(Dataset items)
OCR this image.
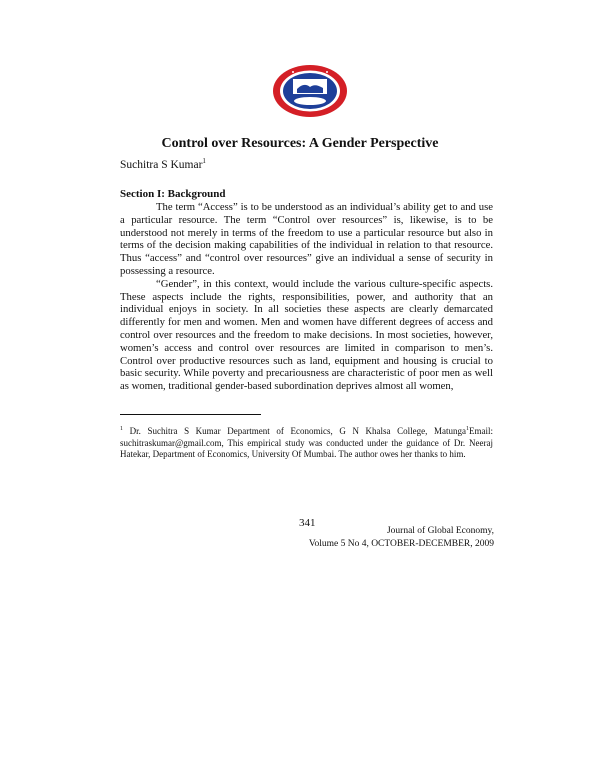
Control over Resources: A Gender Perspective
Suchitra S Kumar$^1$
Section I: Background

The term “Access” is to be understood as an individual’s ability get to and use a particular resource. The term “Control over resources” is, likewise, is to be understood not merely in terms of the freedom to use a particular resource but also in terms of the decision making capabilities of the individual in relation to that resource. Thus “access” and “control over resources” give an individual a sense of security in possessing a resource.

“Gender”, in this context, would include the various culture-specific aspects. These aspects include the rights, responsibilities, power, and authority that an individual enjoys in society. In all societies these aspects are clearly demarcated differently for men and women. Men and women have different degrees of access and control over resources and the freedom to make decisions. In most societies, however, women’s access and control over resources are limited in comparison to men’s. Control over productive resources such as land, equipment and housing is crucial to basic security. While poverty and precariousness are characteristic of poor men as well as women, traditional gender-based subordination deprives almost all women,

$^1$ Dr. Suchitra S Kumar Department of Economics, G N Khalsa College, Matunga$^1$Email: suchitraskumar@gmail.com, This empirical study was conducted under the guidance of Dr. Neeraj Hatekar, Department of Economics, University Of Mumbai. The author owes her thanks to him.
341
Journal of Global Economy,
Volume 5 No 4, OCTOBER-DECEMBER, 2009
==
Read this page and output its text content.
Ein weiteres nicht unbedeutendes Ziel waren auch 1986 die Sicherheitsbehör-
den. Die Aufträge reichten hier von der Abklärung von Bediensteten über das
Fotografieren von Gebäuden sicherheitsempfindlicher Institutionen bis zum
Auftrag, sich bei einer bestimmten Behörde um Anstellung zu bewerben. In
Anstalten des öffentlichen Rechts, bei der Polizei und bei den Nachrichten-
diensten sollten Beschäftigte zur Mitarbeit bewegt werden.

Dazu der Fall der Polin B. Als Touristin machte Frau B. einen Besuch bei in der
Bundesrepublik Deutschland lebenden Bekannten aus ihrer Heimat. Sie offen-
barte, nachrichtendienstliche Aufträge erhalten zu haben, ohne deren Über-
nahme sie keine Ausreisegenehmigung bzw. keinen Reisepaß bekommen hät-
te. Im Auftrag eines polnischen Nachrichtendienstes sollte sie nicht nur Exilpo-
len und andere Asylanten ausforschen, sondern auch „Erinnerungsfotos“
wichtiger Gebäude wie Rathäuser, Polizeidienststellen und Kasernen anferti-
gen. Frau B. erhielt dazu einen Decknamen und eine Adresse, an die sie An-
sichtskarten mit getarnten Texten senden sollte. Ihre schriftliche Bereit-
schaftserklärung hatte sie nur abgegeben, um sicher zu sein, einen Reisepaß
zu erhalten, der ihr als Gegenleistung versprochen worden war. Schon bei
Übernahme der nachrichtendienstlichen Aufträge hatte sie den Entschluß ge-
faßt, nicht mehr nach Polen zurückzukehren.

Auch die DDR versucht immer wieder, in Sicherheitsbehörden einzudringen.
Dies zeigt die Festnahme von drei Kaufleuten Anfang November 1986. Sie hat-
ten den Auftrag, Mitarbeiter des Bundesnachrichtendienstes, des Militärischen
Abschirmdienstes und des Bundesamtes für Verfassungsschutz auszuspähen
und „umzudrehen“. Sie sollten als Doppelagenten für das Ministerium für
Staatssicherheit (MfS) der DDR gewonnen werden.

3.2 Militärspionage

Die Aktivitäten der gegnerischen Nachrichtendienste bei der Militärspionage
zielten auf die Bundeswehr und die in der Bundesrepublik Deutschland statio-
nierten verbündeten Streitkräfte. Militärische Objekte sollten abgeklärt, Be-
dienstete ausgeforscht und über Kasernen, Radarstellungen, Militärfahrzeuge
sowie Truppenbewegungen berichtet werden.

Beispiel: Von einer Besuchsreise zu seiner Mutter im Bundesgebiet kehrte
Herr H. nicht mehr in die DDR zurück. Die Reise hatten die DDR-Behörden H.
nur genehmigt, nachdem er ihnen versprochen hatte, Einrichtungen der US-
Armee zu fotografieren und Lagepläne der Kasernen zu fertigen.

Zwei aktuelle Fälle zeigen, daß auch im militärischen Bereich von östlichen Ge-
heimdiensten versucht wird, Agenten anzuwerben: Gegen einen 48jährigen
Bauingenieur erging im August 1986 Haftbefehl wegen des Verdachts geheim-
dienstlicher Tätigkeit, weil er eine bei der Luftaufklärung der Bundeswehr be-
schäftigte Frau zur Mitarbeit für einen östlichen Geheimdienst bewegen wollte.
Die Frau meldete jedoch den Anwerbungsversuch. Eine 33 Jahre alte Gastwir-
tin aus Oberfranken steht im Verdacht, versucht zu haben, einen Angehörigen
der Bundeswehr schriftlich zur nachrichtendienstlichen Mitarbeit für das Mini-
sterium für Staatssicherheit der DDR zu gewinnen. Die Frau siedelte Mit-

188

WHAT YOU NEED TO DO:
Which lines in the listing above hold the word "sollten"? Show each of them.

OUTPUT OF THE TASK:
diensten sollten Beschäftigte zur Mitarbeit bewegt werden.
und „umzudrehen“. Sie sollten als Doppelagenten für das Ministerium für
nierten verbündeten Streitkräfte. Militärische Objekte sollten abgeklärt, Be-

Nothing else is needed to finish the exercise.